● Task to carry out
Select each line where the word "header" appears.

Extracted data entries
((

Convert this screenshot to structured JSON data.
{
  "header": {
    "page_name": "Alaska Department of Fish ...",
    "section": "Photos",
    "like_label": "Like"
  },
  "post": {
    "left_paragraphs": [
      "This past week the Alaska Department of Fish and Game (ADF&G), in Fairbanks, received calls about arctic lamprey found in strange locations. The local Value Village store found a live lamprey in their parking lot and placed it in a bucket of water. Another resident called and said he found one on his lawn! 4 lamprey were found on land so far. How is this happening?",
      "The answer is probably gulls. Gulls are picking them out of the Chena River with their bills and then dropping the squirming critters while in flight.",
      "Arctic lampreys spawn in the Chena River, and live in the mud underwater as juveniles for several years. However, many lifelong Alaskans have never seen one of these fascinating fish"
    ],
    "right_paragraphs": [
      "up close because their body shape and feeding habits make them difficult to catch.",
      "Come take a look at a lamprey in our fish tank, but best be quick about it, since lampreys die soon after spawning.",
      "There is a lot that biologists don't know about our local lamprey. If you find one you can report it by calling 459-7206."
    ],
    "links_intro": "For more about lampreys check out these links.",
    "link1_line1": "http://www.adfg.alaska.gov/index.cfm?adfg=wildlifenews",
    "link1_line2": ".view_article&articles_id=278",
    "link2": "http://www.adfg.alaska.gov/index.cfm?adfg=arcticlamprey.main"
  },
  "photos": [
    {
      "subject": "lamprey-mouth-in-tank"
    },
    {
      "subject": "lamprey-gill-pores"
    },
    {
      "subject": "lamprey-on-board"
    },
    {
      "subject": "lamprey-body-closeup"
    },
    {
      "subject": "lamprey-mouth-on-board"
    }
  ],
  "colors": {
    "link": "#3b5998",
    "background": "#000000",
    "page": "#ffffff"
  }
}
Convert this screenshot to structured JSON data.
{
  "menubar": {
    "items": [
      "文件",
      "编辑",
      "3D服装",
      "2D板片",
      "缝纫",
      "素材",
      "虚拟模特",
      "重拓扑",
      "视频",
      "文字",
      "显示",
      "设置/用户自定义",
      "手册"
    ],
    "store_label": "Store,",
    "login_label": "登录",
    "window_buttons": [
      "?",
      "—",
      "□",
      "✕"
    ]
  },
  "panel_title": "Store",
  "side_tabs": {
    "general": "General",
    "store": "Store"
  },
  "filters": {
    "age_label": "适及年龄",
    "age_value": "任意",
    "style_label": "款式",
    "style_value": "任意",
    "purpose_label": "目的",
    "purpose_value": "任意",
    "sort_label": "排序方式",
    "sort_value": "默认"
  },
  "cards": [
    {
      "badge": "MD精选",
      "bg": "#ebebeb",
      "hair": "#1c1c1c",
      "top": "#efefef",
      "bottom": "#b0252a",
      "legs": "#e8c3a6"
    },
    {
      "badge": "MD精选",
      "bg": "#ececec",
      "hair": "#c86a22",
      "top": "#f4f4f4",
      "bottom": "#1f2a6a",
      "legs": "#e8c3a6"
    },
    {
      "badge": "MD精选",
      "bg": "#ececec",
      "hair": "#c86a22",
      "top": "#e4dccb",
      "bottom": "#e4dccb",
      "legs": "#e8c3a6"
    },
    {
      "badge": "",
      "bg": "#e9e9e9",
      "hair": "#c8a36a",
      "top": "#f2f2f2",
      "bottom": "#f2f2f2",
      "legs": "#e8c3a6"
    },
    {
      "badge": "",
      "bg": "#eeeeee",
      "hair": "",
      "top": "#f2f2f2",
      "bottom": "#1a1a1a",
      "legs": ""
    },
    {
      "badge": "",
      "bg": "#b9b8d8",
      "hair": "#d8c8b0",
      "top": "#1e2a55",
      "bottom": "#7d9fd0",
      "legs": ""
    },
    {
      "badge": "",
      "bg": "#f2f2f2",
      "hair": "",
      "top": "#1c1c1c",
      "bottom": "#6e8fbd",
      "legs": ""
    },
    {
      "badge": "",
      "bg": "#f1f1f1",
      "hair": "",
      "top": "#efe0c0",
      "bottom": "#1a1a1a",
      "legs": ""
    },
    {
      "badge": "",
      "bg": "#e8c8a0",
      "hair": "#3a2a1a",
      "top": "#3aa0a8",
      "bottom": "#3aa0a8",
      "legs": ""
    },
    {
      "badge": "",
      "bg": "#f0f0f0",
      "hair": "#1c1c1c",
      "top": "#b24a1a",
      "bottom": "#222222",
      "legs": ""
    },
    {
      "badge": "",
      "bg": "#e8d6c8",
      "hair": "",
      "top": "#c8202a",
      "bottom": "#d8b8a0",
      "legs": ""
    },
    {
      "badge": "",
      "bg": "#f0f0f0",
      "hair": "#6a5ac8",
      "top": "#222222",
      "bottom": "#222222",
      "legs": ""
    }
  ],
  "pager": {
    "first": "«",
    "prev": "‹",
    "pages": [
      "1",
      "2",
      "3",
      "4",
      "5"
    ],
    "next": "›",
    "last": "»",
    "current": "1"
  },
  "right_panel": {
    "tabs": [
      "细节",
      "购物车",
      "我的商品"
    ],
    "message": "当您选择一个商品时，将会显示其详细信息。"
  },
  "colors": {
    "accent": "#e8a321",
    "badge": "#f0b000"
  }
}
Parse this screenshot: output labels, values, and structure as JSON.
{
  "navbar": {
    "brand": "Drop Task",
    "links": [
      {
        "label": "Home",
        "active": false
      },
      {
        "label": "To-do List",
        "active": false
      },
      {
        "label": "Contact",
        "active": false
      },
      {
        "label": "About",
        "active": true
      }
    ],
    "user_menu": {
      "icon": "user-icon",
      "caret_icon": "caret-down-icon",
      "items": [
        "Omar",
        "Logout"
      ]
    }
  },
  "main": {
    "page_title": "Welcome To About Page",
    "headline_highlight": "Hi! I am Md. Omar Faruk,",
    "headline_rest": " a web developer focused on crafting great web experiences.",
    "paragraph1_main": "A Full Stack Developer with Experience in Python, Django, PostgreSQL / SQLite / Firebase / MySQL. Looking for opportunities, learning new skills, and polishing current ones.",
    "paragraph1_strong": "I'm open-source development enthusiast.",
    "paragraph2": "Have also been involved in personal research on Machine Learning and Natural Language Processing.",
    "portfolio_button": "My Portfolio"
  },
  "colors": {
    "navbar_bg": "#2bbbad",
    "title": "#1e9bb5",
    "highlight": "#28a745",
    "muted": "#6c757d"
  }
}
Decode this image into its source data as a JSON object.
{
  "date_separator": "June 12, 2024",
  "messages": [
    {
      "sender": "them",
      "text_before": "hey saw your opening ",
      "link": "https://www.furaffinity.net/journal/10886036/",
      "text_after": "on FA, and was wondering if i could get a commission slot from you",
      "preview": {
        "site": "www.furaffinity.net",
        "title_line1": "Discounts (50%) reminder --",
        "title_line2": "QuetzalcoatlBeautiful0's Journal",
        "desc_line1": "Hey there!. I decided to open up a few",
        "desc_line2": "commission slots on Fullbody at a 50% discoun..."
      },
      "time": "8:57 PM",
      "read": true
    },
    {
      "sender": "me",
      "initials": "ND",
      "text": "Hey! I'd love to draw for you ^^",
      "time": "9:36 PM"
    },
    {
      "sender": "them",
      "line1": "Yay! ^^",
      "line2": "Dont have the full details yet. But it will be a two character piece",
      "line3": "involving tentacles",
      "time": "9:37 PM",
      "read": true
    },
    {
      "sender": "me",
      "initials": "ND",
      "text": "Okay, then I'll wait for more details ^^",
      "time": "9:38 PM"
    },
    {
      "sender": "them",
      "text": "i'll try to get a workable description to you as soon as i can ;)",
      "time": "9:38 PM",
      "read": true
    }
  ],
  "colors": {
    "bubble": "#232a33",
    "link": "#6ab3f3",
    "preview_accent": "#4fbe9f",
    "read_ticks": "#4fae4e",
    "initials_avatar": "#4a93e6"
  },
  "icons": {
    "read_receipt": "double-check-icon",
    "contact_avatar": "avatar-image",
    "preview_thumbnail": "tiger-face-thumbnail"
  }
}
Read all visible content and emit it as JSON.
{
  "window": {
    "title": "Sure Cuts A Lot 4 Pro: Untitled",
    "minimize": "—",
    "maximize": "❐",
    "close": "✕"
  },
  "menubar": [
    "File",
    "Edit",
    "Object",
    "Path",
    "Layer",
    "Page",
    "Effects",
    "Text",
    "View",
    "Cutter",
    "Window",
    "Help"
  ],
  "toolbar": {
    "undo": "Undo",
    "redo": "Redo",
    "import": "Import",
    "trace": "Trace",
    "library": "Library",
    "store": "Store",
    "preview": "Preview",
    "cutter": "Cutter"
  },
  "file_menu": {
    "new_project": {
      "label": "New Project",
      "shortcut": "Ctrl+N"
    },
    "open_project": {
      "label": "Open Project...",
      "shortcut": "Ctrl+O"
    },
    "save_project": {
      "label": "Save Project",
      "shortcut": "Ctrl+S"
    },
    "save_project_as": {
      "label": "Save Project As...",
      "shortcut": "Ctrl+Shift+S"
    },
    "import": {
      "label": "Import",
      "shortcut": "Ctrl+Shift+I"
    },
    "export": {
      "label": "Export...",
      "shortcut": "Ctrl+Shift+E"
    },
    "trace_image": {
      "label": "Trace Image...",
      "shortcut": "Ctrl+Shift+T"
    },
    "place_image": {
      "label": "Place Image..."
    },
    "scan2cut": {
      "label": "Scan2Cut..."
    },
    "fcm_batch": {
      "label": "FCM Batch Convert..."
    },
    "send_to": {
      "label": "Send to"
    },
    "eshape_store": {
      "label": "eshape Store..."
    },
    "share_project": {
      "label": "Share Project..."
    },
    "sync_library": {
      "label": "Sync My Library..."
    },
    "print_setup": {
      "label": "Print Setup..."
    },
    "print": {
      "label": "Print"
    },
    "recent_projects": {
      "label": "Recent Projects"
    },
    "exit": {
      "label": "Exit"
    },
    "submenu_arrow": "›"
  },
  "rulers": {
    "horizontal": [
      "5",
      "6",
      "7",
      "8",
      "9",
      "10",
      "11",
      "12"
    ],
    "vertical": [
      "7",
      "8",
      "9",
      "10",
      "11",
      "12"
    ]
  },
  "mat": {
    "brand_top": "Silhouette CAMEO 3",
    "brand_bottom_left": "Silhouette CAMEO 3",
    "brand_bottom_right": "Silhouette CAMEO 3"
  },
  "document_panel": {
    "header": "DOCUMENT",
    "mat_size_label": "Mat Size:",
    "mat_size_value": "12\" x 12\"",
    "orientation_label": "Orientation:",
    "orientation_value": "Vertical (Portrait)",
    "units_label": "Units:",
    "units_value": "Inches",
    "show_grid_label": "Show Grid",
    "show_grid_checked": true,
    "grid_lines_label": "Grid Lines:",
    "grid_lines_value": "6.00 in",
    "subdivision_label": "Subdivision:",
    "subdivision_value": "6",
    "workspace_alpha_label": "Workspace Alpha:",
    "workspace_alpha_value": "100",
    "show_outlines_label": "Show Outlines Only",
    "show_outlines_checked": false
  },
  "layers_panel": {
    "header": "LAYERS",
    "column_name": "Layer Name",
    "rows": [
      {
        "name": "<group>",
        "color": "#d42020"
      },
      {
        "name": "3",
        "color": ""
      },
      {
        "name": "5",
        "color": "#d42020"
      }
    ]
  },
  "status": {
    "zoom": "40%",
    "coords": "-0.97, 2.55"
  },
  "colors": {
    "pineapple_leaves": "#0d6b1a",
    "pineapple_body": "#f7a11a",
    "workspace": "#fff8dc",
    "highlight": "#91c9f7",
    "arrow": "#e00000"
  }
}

))

● Exercise result
  "header": {
    "header": "DOCUMENT",
    "header": "LAYERS",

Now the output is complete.